YOUR TASK: Return all entries word for word, but drop any images.

----------------

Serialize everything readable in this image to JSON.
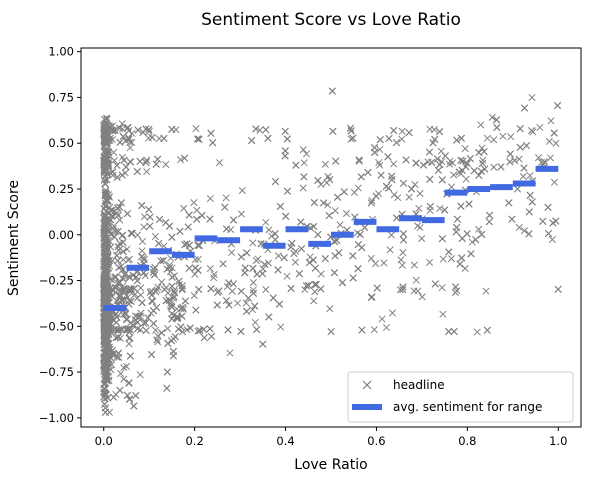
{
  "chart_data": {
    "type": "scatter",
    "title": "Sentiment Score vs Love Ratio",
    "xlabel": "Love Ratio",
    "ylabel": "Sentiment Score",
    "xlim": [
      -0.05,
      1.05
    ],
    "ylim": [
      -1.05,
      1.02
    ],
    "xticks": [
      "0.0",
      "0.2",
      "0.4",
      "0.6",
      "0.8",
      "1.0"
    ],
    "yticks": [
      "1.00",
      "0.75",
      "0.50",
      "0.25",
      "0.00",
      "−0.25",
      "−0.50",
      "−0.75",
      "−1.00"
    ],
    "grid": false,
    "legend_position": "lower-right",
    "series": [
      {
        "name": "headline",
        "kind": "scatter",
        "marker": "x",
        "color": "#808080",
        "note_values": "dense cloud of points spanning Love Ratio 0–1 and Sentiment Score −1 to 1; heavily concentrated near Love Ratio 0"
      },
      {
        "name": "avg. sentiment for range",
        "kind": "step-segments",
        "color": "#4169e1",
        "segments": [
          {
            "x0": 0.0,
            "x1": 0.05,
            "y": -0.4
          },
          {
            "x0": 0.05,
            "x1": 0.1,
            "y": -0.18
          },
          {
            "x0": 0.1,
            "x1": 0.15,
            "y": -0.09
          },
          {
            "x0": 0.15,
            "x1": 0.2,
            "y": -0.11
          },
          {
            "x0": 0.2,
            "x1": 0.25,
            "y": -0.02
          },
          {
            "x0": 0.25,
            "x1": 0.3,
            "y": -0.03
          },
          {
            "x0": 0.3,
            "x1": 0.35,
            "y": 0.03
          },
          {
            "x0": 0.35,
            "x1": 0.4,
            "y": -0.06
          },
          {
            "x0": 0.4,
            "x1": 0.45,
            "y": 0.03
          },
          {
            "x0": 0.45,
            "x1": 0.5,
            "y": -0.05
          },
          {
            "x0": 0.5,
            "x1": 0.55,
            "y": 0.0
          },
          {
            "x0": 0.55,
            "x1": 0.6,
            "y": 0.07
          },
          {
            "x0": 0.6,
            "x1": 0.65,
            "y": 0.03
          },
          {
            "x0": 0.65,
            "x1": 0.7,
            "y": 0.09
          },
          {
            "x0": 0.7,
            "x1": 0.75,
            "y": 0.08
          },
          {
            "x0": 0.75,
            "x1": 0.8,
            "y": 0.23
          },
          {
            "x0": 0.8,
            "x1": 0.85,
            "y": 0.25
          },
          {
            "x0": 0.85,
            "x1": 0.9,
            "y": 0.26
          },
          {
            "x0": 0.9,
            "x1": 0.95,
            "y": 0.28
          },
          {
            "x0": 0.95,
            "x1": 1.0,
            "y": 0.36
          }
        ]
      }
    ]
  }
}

----------------

TASK ANSWER:
Serialize everything readable in this image to JSON.
{
  "chart_data": {
    "type": "scatter",
    "title": "Sentiment Score vs Love Ratio",
    "xlabel": "Love Ratio",
    "ylabel": "Sentiment Score",
    "xlim": [
      -0.05,
      1.05
    ],
    "ylim": [
      -1.05,
      1.02
    ],
    "xticks": [
      "0.0",
      "0.2",
      "0.4",
      "0.6",
      "0.8",
      "1.0"
    ],
    "yticks": [
      "1.00",
      "0.75",
      "0.50",
      "0.25",
      "0.00",
      "−0.25",
      "−0.50",
      "−0.75",
      "−1.00"
    ],
    "grid": false,
    "legend_position": "lower-right",
    "series": [
      {
        "name": "headline",
        "kind": "scatter",
        "marker": "x",
        "color": "#808080",
        "note_values": "dense cloud of points spanning Love Ratio 0–1 and Sentiment Score −1 to 1; heavily concentrated near Love Ratio 0"
      },
      {
        "name": "avg. sentiment for range",
        "kind": "step-segments",
        "color": "#4169e1",
        "segments": [
          {
            "x0": 0.0,
            "x1": 0.05,
            "y": -0.4
          },
          {
            "x0": 0.05,
            "x1": 0.1,
            "y": -0.18
          },
          {
            "x0": 0.1,
            "x1": 0.15,
            "y": -0.09
          },
          {
            "x0": 0.15,
            "x1": 0.2,
            "y": -0.11
          },
          {
            "x0": 0.2,
            "x1": 0.25,
            "y": -0.02
          },
          {
            "x0": 0.25,
            "x1": 0.3,
            "y": -0.03
          },
          {
            "x0": 0.3,
            "x1": 0.35,
            "y": 0.03
          },
          {
            "x0": 0.35,
            "x1": 0.4,
            "y": -0.06
          },
          {
            "x0": 0.4,
            "x1": 0.45,
            "y": 0.03
          },
          {
            "x0": 0.45,
            "x1": 0.5,
            "y": -0.05
          },
          {
            "x0": 0.5,
            "x1": 0.55,
            "y": 0.0
          },
          {
            "x0": 0.55,
            "x1": 0.6,
            "y": 0.07
          },
          {
            "x0": 0.6,
            "x1": 0.65,
            "y": 0.03
          },
          {
            "x0": 0.65,
            "x1": 0.7,
            "y": 0.09
          },
          {
            "x0": 0.7,
            "x1": 0.75,
            "y": 0.08
          },
          {
            "x0": 0.75,
            "x1": 0.8,
            "y": 0.23
          },
          {
            "x0": 0.8,
            "x1": 0.85,
            "y": 0.25
          },
          {
            "x0": 0.85,
            "x1": 0.9,
            "y": 0.26
          },
          {
            "x0": 0.9,
            "x1": 0.95,
            "y": 0.28
          },
          {
            "x0": 0.95,
            "x1": 1.0,
            "y": 0.36
          }
        ]
      }
    ]
  }
}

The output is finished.